[Aim]
From the entries below, gather each line containing the word "JSON".

[The data]
========
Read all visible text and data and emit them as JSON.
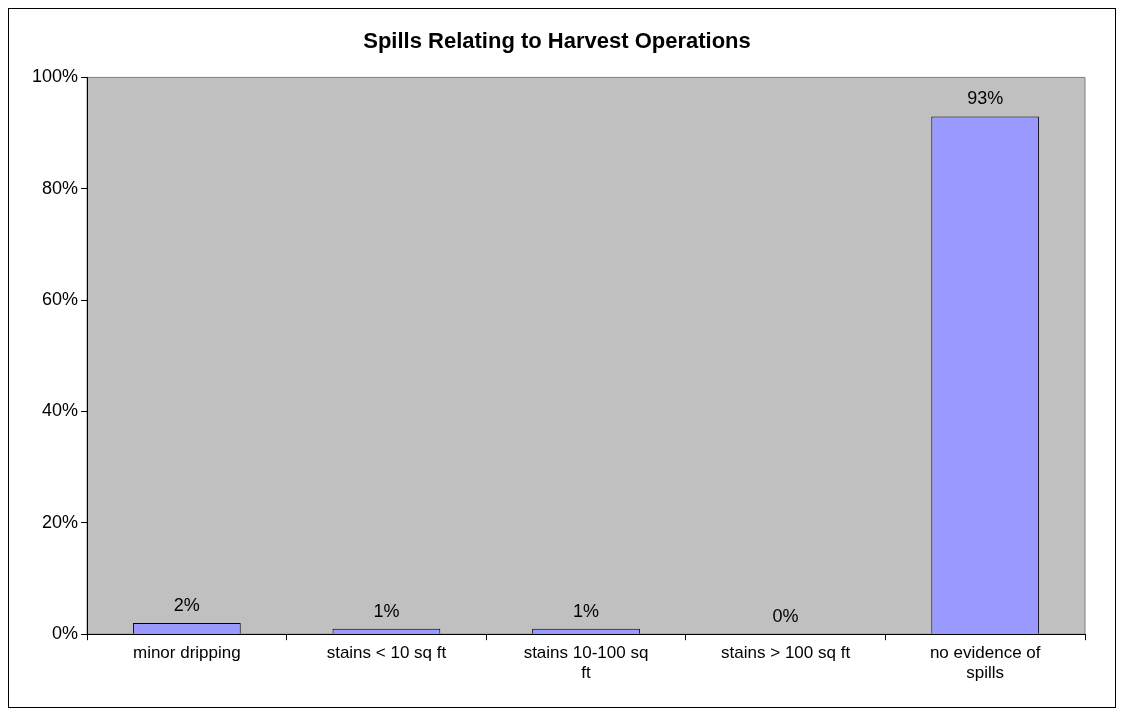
{
  "chart_data": {
    "type": "bar",
    "title": "Spills Relating to Harvest Operations",
    "categories": [
      "minor dripping",
      "stains < 10 sq ft",
      "stains 10-100 sq ft",
      "stains > 100 sq ft",
      "no evidence of spills"
    ],
    "values": [
      2,
      1,
      1,
      0,
      93
    ],
    "value_labels": [
      "2%",
      "1%",
      "1%",
      "0%",
      "93%"
    ],
    "color": "#9999ff",
    "ylim": [
      0,
      100
    ],
    "yticks": [
      {
        "value": 0,
        "label": "0%"
      },
      {
        "value": 20,
        "label": "20%"
      },
      {
        "value": 40,
        "label": "40%"
      },
      {
        "value": 60,
        "label": "60%"
      },
      {
        "value": 80,
        "label": "80%"
      },
      {
        "value": 100,
        "label": "100%"
      }
    ],
    "grid": false,
    "legend": false
  }
}
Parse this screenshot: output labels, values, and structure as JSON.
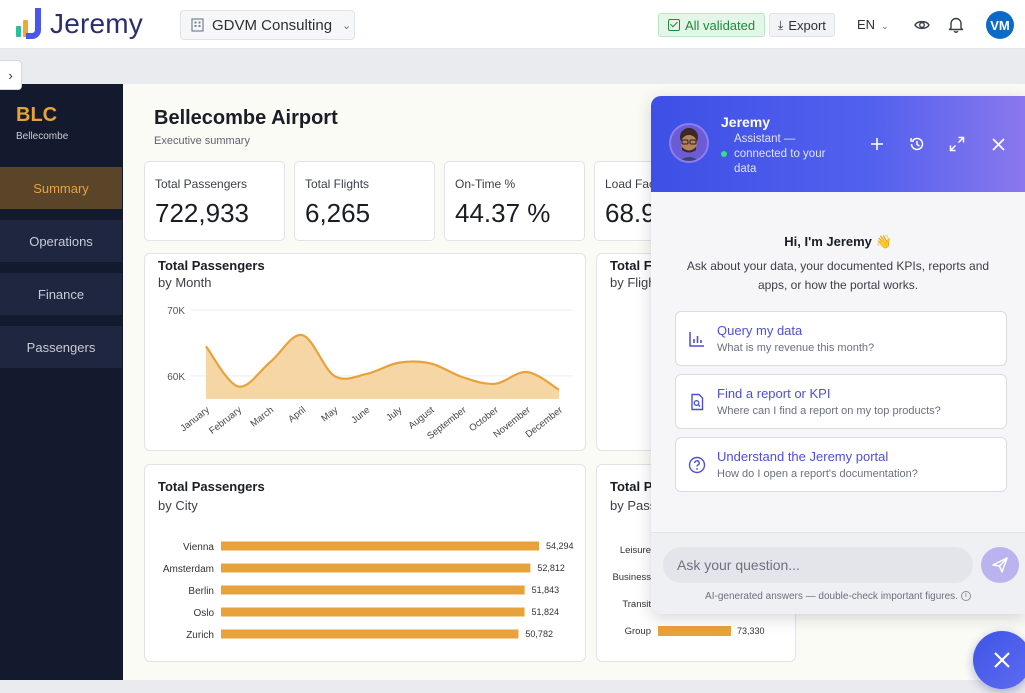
========
[Output for this task]
Read all visible text and data and emit them as JSON.
Parse this screenshot: output labels, values, and structure as JSON.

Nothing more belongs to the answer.